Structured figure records
☆ ☆ ☆ ☆ ☆ ☆ ☆

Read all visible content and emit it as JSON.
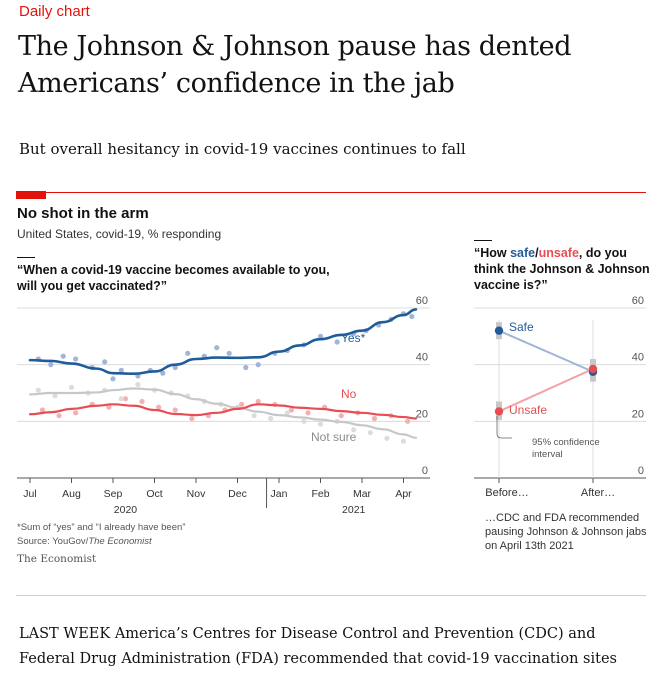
{
  "page": {
    "kicker": "Daily chart",
    "headline": "The Johnson & Johnson pause has dented Americans’ confidence in the jab",
    "subhead": "But overall hesitancy in covid-19 vaccines continues to fall",
    "body_text": "LAST WEEK America’s Centres for Disease Control and Prevention (CDC) and Federal Drug Administration (FDA) recommended that covid-19 vaccination sites"
  },
  "figure": {
    "title": "No shot in the arm",
    "subtitle": "United States, covid-19, % responding",
    "left_question": "“When a covid-19 vaccine becomes available to you, will you get vaccinated?”",
    "right_question_prefix": "“How ",
    "right_question_safe": "safe",
    "right_question_slash": "/",
    "right_question_unsafe": "unsafe",
    "right_question_suffix": ", do you think the Johnson & Johnson vaccine is?”",
    "footnote": "*Sum of “yes” and “I already have been”",
    "source_prefix": "Source: YouGov/",
    "source_italic": "The Economist",
    "brand": "The Economist",
    "right_note": "…CDC and FDA recommended pausing Johnson & Johnson jabs on April 13th 2021",
    "ci_label": "95% confidence interval"
  },
  "colors": {
    "accent_red": "#e3120b",
    "yes_line": "#1f5c99",
    "yes_dots": "#9fb6da",
    "no_line": "#e64e53",
    "no_dots": "#f2b0b1",
    "notsure_line": "#c7c7c7",
    "notsure_dots": "#dcdcdc",
    "grid": "#dcdcdc",
    "ci_band": "#c8c8c8"
  },
  "chart_data": [
    {
      "type": "line",
      "x_tick_labels": [
        "Jul",
        "Aug",
        "Sep",
        "Oct",
        "Nov",
        "Dec",
        "Jan",
        "Feb",
        "Mar",
        "Apr"
      ],
      "x_year_labels": [
        "2020",
        "2021"
      ],
      "ylim": [
        0,
        60
      ],
      "yticks": [
        "0",
        "20",
        "40",
        "60"
      ],
      "grid": true,
      "series": [
        {
          "name": "Yes*",
          "color": "yes_line",
          "trend_t": [
            0,
            0.5,
            1.0,
            1.6,
            2.0,
            2.5,
            3.0,
            3.5,
            4.0,
            4.5,
            5.0,
            5.5,
            6.0,
            6.5,
            7.0,
            7.5,
            8.0,
            8.5,
            9.0,
            9.3
          ],
          "trend_y": [
            41.6,
            41.3,
            40.4,
            38.6,
            37.0,
            36.8,
            37.6,
            40.0,
            42.0,
            42.5,
            42.4,
            42.6,
            44.6,
            46.8,
            49.0,
            50.5,
            52.0,
            55.0,
            57.5,
            59.5
          ],
          "points_t": [
            0.2,
            0.5,
            0.8,
            1.1,
            1.5,
            1.8,
            2.0,
            2.2,
            2.6,
            2.9,
            3.2,
            3.5,
            3.8,
            4.2,
            4.5,
            4.8,
            5.2,
            5.5,
            5.9,
            6.2,
            6.6,
            7.0,
            7.4,
            7.8,
            8.1,
            8.4,
            8.7,
            9.0,
            9.2
          ],
          "points_y": [
            42,
            40,
            43,
            42,
            39,
            41,
            35,
            38,
            36,
            38,
            37,
            39,
            44,
            43,
            46,
            44,
            39,
            40,
            44,
            45,
            47,
            50,
            48,
            51,
            52,
            54,
            56,
            58,
            57
          ]
        },
        {
          "name": "No",
          "color": "no_line",
          "trend_t": [
            0,
            0.5,
            1.0,
            1.6,
            2.0,
            2.5,
            3.0,
            3.5,
            4.0,
            4.5,
            5.0,
            5.5,
            6.0,
            6.5,
            7.0,
            7.5,
            8.0,
            8.5,
            9.0,
            9.3
          ],
          "trend_y": [
            22.5,
            23.2,
            24.4,
            25.5,
            26.0,
            25.5,
            24.0,
            22.6,
            22.2,
            23.0,
            24.4,
            26.0,
            25.6,
            24.8,
            24.4,
            23.6,
            23.0,
            22.3,
            21.5,
            21.0
          ],
          "points_t": [
            0.3,
            0.7,
            1.1,
            1.5,
            1.9,
            2.3,
            2.7,
            3.1,
            3.5,
            3.9,
            4.3,
            4.7,
            5.1,
            5.5,
            5.9,
            6.3,
            6.7,
            7.1,
            7.5,
            7.9,
            8.3,
            8.7,
            9.1
          ],
          "points_y": [
            24,
            22,
            23,
            26,
            25,
            28,
            27,
            25,
            24,
            21,
            22,
            24,
            26,
            27,
            26,
            24,
            23,
            25,
            22,
            23,
            21,
            22,
            20
          ]
        },
        {
          "name": "Not sure",
          "color": "notsure_line",
          "trend_t": [
            0,
            0.5,
            1.0,
            1.6,
            2.0,
            2.5,
            3.0,
            3.5,
            4.0,
            4.5,
            5.0,
            5.5,
            6.0,
            6.5,
            7.0,
            7.5,
            8.0,
            8.5,
            9.0,
            9.3
          ],
          "trend_y": [
            29.5,
            30.0,
            30.0,
            30.2,
            31.0,
            31.6,
            31.2,
            29.6,
            27.8,
            26.2,
            24.8,
            23.4,
            22.2,
            21.4,
            20.6,
            19.8,
            18.6,
            17.2,
            15.4,
            14.2
          ],
          "points_t": [
            0.2,
            0.6,
            1.0,
            1.4,
            1.8,
            2.2,
            2.6,
            3.0,
            3.4,
            3.8,
            4.2,
            4.6,
            5.0,
            5.4,
            5.8,
            6.2,
            6.6,
            7.0,
            7.4,
            7.8,
            8.2,
            8.6,
            9.0
          ],
          "points_y": [
            31,
            29,
            32,
            30,
            31,
            28,
            33,
            31,
            30,
            29,
            27,
            26,
            25,
            22,
            21,
            23,
            20,
            19,
            20,
            17,
            16,
            14,
            13
          ]
        }
      ]
    },
    {
      "type": "line",
      "categories": [
        "Before…",
        "After…"
      ],
      "ylim": [
        0,
        60
      ],
      "yticks": [
        "0",
        "20",
        "40",
        "60"
      ],
      "series": [
        {
          "name": "Safe",
          "color": "yes_line",
          "values": [
            52,
            37.5
          ],
          "ci": [
            [
              49,
              55
            ],
            [
              34,
              41
            ]
          ]
        },
        {
          "name": "Unsafe",
          "color": "no_line",
          "values": [
            23.5,
            38.5
          ],
          "ci": [
            [
              20.5,
              27
            ],
            [
              35,
              42
            ]
          ]
        }
      ]
    }
  ]
}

☆ ☆ ☆ ☆ ☆ ☆ ☆

The problem:
Reproduce every record word for word. The copy must contain no pictures.

Task output:
Read all visible content and emit it as JSON.
{
  "page": {
    "kicker": "Daily chart",
    "headline": "The Johnson & Johnson pause has dented Americans’ confidence in the jab",
    "subhead": "But overall hesitancy in covid-19 vaccines continues to fall",
    "body_text": "LAST WEEK America’s Centres for Disease Control and Prevention (CDC) and Federal Drug Administration (FDA) recommended that covid-19 vaccination sites"
  },
  "figure": {
    "title": "No shot in the arm",
    "subtitle": "United States, covid-19, % responding",
    "left_question": "“When a covid-19 vaccine becomes available to you, will you get vaccinated?”",
    "right_question_prefix": "“How ",
    "right_question_safe": "safe",
    "right_question_slash": "/",
    "right_question_unsafe": "unsafe",
    "right_question_suffix": ", do you think the Johnson & Johnson vaccine is?”",
    "footnote": "*Sum of “yes” and “I already have been”",
    "source_prefix": "Source: YouGov/",
    "source_italic": "The Economist",
    "brand": "The Economist",
    "right_note": "…CDC and FDA recommended pausing Johnson & Johnson jabs on April 13th 2021",
    "ci_label": "95% confidence interval"
  },
  "colors": {
    "accent_red": "#e3120b",
    "yes_line": "#1f5c99",
    "yes_dots": "#9fb6da",
    "no_line": "#e64e53",
    "no_dots": "#f2b0b1",
    "notsure_line": "#c7c7c7",
    "notsure_dots": "#dcdcdc",
    "grid": "#dcdcdc",
    "ci_band": "#c8c8c8"
  },
  "chart_data": [
    {
      "type": "line",
      "x_tick_labels": [
        "Jul",
        "Aug",
        "Sep",
        "Oct",
        "Nov",
        "Dec",
        "Jan",
        "Feb",
        "Mar",
        "Apr"
      ],
      "x_year_labels": [
        "2020",
        "2021"
      ],
      "ylim": [
        0,
        60
      ],
      "yticks": [
        "0",
        "20",
        "40",
        "60"
      ],
      "grid": true,
      "series": [
        {
          "name": "Yes*",
          "color": "yes_line",
          "trend_t": [
            0,
            0.5,
            1.0,
            1.6,
            2.0,
            2.5,
            3.0,
            3.5,
            4.0,
            4.5,
            5.0,
            5.5,
            6.0,
            6.5,
            7.0,
            7.5,
            8.0,
            8.5,
            9.0,
            9.3
          ],
          "trend_y": [
            41.6,
            41.3,
            40.4,
            38.6,
            37.0,
            36.8,
            37.6,
            40.0,
            42.0,
            42.5,
            42.4,
            42.6,
            44.6,
            46.8,
            49.0,
            50.5,
            52.0,
            55.0,
            57.5,
            59.5
          ],
          "points_t": [
            0.2,
            0.5,
            0.8,
            1.1,
            1.5,
            1.8,
            2.0,
            2.2,
            2.6,
            2.9,
            3.2,
            3.5,
            3.8,
            4.2,
            4.5,
            4.8,
            5.2,
            5.5,
            5.9,
            6.2,
            6.6,
            7.0,
            7.4,
            7.8,
            8.1,
            8.4,
            8.7,
            9.0,
            9.2
          ],
          "points_y": [
            42,
            40,
            43,
            42,
            39,
            41,
            35,
            38,
            36,
            38,
            37,
            39,
            44,
            43,
            46,
            44,
            39,
            40,
            44,
            45,
            47,
            50,
            48,
            51,
            52,
            54,
            56,
            58,
            57
          ]
        },
        {
          "name": "No",
          "color": "no_line",
          "trend_t": [
            0,
            0.5,
            1.0,
            1.6,
            2.0,
            2.5,
            3.0,
            3.5,
            4.0,
            4.5,
            5.0,
            5.5,
            6.0,
            6.5,
            7.0,
            7.5,
            8.0,
            8.5,
            9.0,
            9.3
          ],
          "trend_y": [
            22.5,
            23.2,
            24.4,
            25.5,
            26.0,
            25.5,
            24.0,
            22.6,
            22.2,
            23.0,
            24.4,
            26.0,
            25.6,
            24.8,
            24.4,
            23.6,
            23.0,
            22.3,
            21.5,
            21.0
          ],
          "points_t": [
            0.3,
            0.7,
            1.1,
            1.5,
            1.9,
            2.3,
            2.7,
            3.1,
            3.5,
            3.9,
            4.3,
            4.7,
            5.1,
            5.5,
            5.9,
            6.3,
            6.7,
            7.1,
            7.5,
            7.9,
            8.3,
            8.7,
            9.1
          ],
          "points_y": [
            24,
            22,
            23,
            26,
            25,
            28,
            27,
            25,
            24,
            21,
            22,
            24,
            26,
            27,
            26,
            24,
            23,
            25,
            22,
            23,
            21,
            22,
            20
          ]
        },
        {
          "name": "Not sure",
          "color": "notsure_line",
          "trend_t": [
            0,
            0.5,
            1.0,
            1.6,
            2.0,
            2.5,
            3.0,
            3.5,
            4.0,
            4.5,
            5.0,
            5.5,
            6.0,
            6.5,
            7.0,
            7.5,
            8.0,
            8.5,
            9.0,
            9.3
          ],
          "trend_y": [
            29.5,
            30.0,
            30.0,
            30.2,
            31.0,
            31.6,
            31.2,
            29.6,
            27.8,
            26.2,
            24.8,
            23.4,
            22.2,
            21.4,
            20.6,
            19.8,
            18.6,
            17.2,
            15.4,
            14.2
          ],
          "points_t": [
            0.2,
            0.6,
            1.0,
            1.4,
            1.8,
            2.2,
            2.6,
            3.0,
            3.4,
            3.8,
            4.2,
            4.6,
            5.0,
            5.4,
            5.8,
            6.2,
            6.6,
            7.0,
            7.4,
            7.8,
            8.2,
            8.6,
            9.0
          ],
          "points_y": [
            31,
            29,
            32,
            30,
            31,
            28,
            33,
            31,
            30,
            29,
            27,
            26,
            25,
            22,
            21,
            23,
            20,
            19,
            20,
            17,
            16,
            14,
            13
          ]
        }
      ]
    },
    {
      "type": "line",
      "categories": [
        "Before…",
        "After…"
      ],
      "ylim": [
        0,
        60
      ],
      "yticks": [
        "0",
        "20",
        "40",
        "60"
      ],
      "series": [
        {
          "name": "Safe",
          "color": "yes_line",
          "values": [
            52,
            37.5
          ],
          "ci": [
            [
              49,
              55
            ],
            [
              34,
              41
            ]
          ]
        },
        {
          "name": "Unsafe",
          "color": "no_line",
          "values": [
            23.5,
            38.5
          ],
          "ci": [
            [
              20.5,
              27
            ],
            [
              35,
              42
            ]
          ]
        }
      ]
    }
  ]
}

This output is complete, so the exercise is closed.